2) Tal vez uno de los rasgos identitarios de la cultura occidental sea la crítica de los saberes milenarios, una crítica que va desde su interrogación profunda hasta el sarcasmo, desalojando de la escena toda evocación de lo sagrado. ¿Es realmente obligatorio que este rasgo cartesiano –si se quiere-, que constituye la racionalidad occidental, se deba imponer a todos, se deba aplicar a todo, sin que ello afecte el remanido “respeto a la diversidad cultural”? Como Occidente ha depuesto a sus dioses, y por ende puede someterlos a la crítica y a la sátira, y suponiendo que en ese procedimiento secular se afirma todo ciudadano libre y racional ¿es completamente seguro que ello habilite a ocuparse en los mismos términos de los dioses de culturas que mantienen otra actitud hacia lo sagrado? Sí, pero sólo si se cree arrogantemente que esa actitud es un signo de su atraso cultural y que, por ende, el ejercicio de la libertad de expresión no debe reconocer allí límite alguno.

Trato de explicarme sobre un tema árido, aun sabiendo que corro el riesgo de ser despachado como reaccionario: como para la racionalidad occidental no hay asunto más sagrado que su libertad de expresión –y Occidente sueña que es sinónimo de Humanidad-, cree tener el derecho de arrasar, montado en ella, con valores, con trazos identitarios, con prácticas culturales muy sensibles y estimados para otras comunidades que las han forjado por siglos.

Es el planteo de Tomás Abraham –en su artículo El doble peligro publicado en Clarín el domingo último-; allí señala como peligroso “el llamado a la precaución de quienes piden sentido común, mesura y prudencia cuando de creencias religiosas se trata”. Amparado en lo que constituye sus referencias culturales (Spinoza, Nietzsche, Voltaire, Rousseau, Giordano Bruno, Aristófanes, Rabelais “y los miles de librepensadores”) no puede ni considera necesario salir del universo conceptual de Occidente. Plantearse un límite de respeto ante las diferencias subjetivas del otro en los asuntos sagrados –y meditar seriamente qué consecuencias y qué obligaciones acarrea ese respeto- le parece algo inconcebiblemente peligroso, algo que “degrada a la humanidad y a nuestra capacidad de creación y curiosidad, sin las cuales seríamos gendarmes del alma”. Sopesemos convenientemente este argumento porque entiendo que encierra una agresiva falacia.

- Tareas planteadas
**a.** Reproduzca tal cual, dentro de los registros, las líneas que van desde la que contiene "Patent image size: (957, 405)." hasta la que contiene "The projecting portion 110 is at (407, 225).", incluidas ambas.
**b.** Prosiga el fragmento sobre la libertad de expresión y lo sagrado a partir de su última oración.
Los registros no guardan relación alguna con el fragmento sobre la libertad de expresión y lo sagrado.

- Datos de trabajo
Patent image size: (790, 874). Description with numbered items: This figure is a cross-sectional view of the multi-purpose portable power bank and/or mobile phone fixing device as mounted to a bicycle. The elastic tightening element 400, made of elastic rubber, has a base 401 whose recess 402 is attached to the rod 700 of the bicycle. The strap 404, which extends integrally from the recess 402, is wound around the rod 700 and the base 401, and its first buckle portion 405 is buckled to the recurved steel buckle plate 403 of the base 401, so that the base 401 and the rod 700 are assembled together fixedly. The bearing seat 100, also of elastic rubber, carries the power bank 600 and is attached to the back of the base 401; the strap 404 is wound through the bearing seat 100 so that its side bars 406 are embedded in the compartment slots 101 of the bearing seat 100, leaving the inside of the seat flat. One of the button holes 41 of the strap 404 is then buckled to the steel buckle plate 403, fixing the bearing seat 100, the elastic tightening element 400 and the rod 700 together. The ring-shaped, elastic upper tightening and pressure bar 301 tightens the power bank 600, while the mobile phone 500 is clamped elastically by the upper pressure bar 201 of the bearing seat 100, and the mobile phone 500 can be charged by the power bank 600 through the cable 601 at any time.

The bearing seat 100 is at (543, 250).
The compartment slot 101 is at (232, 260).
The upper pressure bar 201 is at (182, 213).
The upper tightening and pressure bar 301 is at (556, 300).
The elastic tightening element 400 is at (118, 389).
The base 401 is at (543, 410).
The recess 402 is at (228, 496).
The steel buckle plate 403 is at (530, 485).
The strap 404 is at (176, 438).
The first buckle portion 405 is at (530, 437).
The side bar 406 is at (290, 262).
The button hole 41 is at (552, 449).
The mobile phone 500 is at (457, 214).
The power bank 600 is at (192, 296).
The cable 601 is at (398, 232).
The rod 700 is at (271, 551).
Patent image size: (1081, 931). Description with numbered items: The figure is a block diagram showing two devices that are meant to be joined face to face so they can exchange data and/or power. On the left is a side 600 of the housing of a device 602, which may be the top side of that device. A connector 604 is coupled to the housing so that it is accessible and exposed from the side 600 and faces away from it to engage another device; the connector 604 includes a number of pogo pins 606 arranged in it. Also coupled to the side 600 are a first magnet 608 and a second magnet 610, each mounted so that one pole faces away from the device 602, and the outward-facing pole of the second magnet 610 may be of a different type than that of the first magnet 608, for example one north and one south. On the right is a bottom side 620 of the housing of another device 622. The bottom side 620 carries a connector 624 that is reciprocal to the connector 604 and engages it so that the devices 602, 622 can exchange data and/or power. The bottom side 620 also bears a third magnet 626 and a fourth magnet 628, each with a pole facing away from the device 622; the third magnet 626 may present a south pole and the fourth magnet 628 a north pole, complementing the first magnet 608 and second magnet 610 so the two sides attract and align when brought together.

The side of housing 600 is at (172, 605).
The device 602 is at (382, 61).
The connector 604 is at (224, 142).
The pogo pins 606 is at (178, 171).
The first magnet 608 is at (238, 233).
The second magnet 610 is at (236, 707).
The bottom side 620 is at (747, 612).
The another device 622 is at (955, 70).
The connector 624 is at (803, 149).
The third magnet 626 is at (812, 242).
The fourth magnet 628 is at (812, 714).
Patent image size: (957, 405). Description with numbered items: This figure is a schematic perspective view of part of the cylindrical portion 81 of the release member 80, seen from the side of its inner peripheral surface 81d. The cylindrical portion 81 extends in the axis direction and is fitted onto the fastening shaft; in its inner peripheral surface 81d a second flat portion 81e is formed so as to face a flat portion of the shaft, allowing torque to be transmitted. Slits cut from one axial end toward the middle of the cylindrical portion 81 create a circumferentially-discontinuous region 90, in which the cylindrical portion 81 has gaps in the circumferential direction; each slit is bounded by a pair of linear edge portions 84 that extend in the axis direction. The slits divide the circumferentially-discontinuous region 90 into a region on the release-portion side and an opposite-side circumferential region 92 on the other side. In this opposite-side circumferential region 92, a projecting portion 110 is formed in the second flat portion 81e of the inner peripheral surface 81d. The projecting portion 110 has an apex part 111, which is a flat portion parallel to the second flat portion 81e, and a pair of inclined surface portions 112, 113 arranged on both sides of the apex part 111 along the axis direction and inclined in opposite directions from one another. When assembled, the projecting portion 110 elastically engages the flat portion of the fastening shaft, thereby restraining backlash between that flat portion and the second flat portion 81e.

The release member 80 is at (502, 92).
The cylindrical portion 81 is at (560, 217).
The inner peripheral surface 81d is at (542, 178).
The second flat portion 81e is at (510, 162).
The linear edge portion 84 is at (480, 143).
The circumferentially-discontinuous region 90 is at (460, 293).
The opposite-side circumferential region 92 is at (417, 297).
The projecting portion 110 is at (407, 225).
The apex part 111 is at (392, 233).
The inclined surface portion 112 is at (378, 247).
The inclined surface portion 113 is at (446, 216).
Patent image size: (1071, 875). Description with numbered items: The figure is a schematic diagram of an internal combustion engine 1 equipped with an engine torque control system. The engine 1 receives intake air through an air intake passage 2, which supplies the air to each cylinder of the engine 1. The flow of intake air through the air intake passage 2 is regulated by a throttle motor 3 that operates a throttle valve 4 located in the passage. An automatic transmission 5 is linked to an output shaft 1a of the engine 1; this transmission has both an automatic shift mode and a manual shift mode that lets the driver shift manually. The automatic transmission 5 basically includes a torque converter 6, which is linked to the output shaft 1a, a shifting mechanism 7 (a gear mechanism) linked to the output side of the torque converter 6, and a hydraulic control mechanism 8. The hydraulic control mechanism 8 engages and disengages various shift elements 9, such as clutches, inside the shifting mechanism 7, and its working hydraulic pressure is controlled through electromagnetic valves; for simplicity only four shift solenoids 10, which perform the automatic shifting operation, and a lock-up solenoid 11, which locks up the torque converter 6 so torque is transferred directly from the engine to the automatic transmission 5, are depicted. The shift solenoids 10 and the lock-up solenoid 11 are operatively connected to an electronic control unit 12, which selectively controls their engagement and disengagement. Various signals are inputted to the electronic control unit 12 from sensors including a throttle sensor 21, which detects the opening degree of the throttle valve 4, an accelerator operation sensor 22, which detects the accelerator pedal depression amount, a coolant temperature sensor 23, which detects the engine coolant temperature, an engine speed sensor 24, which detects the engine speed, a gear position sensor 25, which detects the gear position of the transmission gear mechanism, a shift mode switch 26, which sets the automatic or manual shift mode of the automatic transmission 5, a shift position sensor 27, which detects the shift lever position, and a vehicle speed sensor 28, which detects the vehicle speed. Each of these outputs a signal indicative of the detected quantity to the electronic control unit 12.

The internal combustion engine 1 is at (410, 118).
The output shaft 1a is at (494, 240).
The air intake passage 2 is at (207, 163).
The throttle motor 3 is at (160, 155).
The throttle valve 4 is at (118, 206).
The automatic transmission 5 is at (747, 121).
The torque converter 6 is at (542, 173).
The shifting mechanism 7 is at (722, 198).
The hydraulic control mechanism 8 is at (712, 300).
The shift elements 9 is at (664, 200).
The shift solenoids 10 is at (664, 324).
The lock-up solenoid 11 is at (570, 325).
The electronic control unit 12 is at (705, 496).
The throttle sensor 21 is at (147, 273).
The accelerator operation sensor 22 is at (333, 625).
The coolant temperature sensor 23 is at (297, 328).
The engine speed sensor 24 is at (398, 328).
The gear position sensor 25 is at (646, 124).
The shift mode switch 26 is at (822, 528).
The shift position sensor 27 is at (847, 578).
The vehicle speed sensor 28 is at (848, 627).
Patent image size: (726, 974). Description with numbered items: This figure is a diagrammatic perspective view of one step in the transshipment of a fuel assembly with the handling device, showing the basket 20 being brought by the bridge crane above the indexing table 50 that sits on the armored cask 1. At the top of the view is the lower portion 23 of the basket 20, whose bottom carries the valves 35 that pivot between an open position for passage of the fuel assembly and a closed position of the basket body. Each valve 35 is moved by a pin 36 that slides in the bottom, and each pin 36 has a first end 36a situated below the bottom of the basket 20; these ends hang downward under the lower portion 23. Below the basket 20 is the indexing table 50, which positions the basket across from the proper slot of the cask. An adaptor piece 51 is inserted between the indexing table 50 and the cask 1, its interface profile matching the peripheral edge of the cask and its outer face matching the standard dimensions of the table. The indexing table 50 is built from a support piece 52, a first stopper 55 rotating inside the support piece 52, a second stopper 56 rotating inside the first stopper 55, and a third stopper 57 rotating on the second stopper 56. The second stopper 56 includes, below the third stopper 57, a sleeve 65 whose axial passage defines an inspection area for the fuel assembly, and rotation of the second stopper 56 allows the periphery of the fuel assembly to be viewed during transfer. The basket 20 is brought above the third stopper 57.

- Respuestas por tarea
**a.**
Patent image size: (957, 405). Description with numbered items: This figure is a schematic perspective view of part of the cylindrical portion 81 of the release member 80, seen from the side of its inner peripheral surface 81d. The cylindrical portion 81 extends in the axis direction and is fitted onto the fastening shaft; in its inner peripheral surface 81d a second flat portion 81e is formed so as to face a flat portion of the shaft, allowing torque to be transmitted. Slits cut from one axial end toward the middle of the cylindrical portion 81 create a circumferentially-discontinuous region 90, in which the cylindrical portion 81 has gaps in the circumferential direction; each slit is bounded by a pair of linear edge portions 84 that extend in the axis direction. The slits divide the circumferentially-discontinuous region 90 into a region on the release-portion side and an opposite-side circumferential region 92 on the other side. In this opposite-side circumferential region 92, a projecting portion 110 is formed in the second flat portion 81e of the inner peripheral surface 81d. The projecting portion 110 has an apex part 111, which is a flat portion parallel to the second flat portion 81e, and a pair of inclined surface portions 112, 113 arranged on both sides of the apex part 111 along the axis direction and inclined in opposite directions from one another. When assembled, the projecting portion 110 elastically engages the flat portion of the fastening shaft, thereby restraining backlash between that flat portion and the second flat portion 81e.

The release member 80 is at (502, 92).
The cylindrical portion 81 is at (560, 217).
The inner peripheral surface 81d is at (542, 178).
The second flat portion 81e is at (510, 162).
The linear edge portion 84 is at (480, 143).
The circumferentially-discontinuous region 90 is at (460, 293).
The opposite-side circumferential region 92 is at (417, 297).
The projecting portion 110 is at (407, 225).

**b.**
Occidente se cree la Humanidad. Esa premisa es el centro de una violencia despiadada, de la que –reitero- los bombardeos y las invasiones son sólo consecuencias.

Y en este sentido, puede impedírsele al xenófobo Frente Nacional de Le Pen que participe de la llamada Marcha Republicana, pero fue el Estado francés quien sancionó en 2011 una ley prohibiendo el uso de la burka y el niqab -vestimentas tradicionales de muchas mujeres musulmanas-, con una apelación al peligro que representa para la seguridad pública ocultar el rostro. El que diga que la promovió un gobierno de derecha como el de Sarkozy, se olvida que la convalidó por amplia mayoría la Gran Sala del Tribunal Europeo de Derechos Humanos con sede en Estrasburgo. Ahora bien, si llegara a ser cierto, como trascendió, que los servicios secretos del Líbano y Argelia habían anunciado el ataque yihadista a la revista parisina y Francia no las tuvo debidamente en cuenta, las prohibiciones sobre la vestimenta serían un mal chiste. Salvo que –como todo chiste- transmita alguna verdad: que Occidente percibe como inminente peligro, la sola posibilidad de que un importante conjunto humano muestre en sus narices otra forma de vivir, de vestirse o de adorar a sus dioses. (A lo sumo, podrá tolerarlo, en dosis mínimas y en misión turística, como exotismo).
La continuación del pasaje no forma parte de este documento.